(Dataset entries on figures)

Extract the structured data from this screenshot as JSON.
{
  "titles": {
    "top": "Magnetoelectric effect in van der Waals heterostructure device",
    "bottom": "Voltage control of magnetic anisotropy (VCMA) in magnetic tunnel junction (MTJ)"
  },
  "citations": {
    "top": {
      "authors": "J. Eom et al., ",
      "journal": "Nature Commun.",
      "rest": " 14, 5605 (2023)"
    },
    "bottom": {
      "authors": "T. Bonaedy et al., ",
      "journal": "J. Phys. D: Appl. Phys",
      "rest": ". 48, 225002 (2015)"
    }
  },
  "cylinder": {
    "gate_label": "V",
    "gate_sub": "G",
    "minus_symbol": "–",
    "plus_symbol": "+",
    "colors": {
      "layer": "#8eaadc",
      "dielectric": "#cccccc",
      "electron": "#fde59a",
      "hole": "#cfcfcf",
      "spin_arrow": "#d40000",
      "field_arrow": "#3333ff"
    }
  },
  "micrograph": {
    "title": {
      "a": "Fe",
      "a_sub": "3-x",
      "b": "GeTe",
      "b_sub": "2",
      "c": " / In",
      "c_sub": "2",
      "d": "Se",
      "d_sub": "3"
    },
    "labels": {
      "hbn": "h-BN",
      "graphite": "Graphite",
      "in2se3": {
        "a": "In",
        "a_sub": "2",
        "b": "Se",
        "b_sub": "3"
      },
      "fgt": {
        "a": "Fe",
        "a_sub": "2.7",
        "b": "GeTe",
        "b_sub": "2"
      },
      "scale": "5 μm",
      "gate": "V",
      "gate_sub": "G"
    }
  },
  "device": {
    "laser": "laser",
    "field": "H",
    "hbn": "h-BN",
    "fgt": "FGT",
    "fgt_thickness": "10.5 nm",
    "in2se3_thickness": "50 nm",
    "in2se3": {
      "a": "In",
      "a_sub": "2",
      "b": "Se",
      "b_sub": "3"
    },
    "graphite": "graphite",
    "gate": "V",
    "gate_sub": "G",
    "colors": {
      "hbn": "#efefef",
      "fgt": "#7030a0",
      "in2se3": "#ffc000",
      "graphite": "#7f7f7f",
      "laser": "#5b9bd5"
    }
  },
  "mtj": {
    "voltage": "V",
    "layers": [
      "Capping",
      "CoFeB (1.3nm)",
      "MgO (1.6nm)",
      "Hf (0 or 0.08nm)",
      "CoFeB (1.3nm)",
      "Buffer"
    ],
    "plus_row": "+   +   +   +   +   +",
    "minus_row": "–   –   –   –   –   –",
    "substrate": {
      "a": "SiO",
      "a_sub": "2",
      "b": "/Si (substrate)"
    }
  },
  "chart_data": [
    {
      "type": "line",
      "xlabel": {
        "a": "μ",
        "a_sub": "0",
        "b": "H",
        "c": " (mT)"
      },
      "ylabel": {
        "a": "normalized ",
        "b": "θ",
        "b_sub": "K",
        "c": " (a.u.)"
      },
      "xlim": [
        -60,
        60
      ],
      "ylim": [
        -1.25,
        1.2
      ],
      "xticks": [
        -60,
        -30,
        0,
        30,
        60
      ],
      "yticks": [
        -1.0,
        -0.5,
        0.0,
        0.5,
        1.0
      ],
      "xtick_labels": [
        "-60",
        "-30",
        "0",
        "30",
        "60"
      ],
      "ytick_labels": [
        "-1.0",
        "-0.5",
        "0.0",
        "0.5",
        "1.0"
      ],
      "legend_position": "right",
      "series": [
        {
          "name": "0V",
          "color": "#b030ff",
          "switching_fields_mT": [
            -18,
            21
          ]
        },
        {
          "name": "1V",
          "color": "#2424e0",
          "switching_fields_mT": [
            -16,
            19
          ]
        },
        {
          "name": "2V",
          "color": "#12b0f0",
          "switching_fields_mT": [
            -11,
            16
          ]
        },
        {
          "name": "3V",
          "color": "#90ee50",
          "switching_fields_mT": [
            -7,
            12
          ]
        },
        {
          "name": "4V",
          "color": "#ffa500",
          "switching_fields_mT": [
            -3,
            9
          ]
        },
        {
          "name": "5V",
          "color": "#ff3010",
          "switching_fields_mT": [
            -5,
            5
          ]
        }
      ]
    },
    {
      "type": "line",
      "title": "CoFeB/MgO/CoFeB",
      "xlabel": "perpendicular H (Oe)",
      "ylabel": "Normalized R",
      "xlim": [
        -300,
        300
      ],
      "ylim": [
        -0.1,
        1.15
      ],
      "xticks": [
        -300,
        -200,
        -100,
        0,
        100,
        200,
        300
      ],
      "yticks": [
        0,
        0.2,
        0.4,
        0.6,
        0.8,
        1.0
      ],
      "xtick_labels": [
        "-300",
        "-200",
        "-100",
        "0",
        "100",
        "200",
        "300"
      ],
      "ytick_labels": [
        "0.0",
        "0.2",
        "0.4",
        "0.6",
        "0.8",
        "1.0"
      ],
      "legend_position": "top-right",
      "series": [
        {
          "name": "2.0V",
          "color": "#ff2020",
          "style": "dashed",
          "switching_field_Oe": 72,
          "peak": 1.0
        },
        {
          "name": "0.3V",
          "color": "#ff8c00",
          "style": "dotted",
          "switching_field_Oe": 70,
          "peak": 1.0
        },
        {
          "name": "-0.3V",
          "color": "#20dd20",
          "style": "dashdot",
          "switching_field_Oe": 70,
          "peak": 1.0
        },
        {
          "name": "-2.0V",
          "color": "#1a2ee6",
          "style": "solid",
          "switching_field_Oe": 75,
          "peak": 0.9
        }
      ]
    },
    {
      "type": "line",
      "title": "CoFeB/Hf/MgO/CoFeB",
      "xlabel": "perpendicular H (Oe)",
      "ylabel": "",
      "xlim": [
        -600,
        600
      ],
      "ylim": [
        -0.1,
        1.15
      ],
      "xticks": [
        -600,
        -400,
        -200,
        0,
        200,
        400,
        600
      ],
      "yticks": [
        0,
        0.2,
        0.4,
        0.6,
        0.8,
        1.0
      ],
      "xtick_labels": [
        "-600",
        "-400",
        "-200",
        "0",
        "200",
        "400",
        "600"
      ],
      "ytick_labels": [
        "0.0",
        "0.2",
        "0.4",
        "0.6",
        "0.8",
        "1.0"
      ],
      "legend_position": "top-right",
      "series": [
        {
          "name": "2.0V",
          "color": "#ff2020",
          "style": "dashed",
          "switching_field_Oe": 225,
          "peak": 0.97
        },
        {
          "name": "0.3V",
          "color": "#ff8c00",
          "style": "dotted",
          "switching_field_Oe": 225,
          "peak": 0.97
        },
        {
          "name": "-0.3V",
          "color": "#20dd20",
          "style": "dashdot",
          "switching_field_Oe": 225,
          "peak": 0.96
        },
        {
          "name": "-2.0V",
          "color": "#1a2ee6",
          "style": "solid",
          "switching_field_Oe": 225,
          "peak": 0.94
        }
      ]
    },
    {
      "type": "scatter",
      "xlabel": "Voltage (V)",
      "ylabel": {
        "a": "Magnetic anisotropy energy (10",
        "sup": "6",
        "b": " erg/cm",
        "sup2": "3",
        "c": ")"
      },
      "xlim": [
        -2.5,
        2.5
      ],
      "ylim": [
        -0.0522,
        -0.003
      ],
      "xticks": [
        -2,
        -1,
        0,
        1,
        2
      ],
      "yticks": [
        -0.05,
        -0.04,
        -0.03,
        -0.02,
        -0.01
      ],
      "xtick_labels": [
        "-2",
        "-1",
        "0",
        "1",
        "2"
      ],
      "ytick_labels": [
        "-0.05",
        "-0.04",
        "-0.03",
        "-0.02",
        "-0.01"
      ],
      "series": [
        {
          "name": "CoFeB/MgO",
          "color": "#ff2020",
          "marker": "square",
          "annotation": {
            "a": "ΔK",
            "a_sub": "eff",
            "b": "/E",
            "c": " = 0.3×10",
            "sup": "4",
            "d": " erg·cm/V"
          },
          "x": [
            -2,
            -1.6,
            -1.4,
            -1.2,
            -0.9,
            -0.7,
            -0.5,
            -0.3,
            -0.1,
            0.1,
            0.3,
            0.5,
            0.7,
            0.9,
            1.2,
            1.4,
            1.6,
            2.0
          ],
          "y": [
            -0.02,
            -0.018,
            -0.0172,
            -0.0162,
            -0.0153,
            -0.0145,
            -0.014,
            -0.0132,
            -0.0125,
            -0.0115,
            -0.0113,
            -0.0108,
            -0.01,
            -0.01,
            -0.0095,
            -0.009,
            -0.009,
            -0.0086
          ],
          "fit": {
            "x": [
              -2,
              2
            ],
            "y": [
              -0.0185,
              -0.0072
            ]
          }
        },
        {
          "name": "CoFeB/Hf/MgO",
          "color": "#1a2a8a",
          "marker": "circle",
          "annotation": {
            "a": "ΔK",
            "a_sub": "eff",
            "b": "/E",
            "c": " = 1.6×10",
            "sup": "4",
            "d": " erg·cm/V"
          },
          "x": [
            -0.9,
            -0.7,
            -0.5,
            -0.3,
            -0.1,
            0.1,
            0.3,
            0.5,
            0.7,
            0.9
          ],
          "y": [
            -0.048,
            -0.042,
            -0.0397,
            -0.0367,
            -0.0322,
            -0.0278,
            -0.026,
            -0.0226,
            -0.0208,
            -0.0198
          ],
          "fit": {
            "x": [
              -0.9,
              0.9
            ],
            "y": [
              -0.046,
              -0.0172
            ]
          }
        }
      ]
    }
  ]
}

## Exercise details:
Isolate each line of the listing above that includes "device". Copy it.

## Solution to this problem:
    "top": "Magnetoelectric effect in van der Waals heterostructure device",
  "device": {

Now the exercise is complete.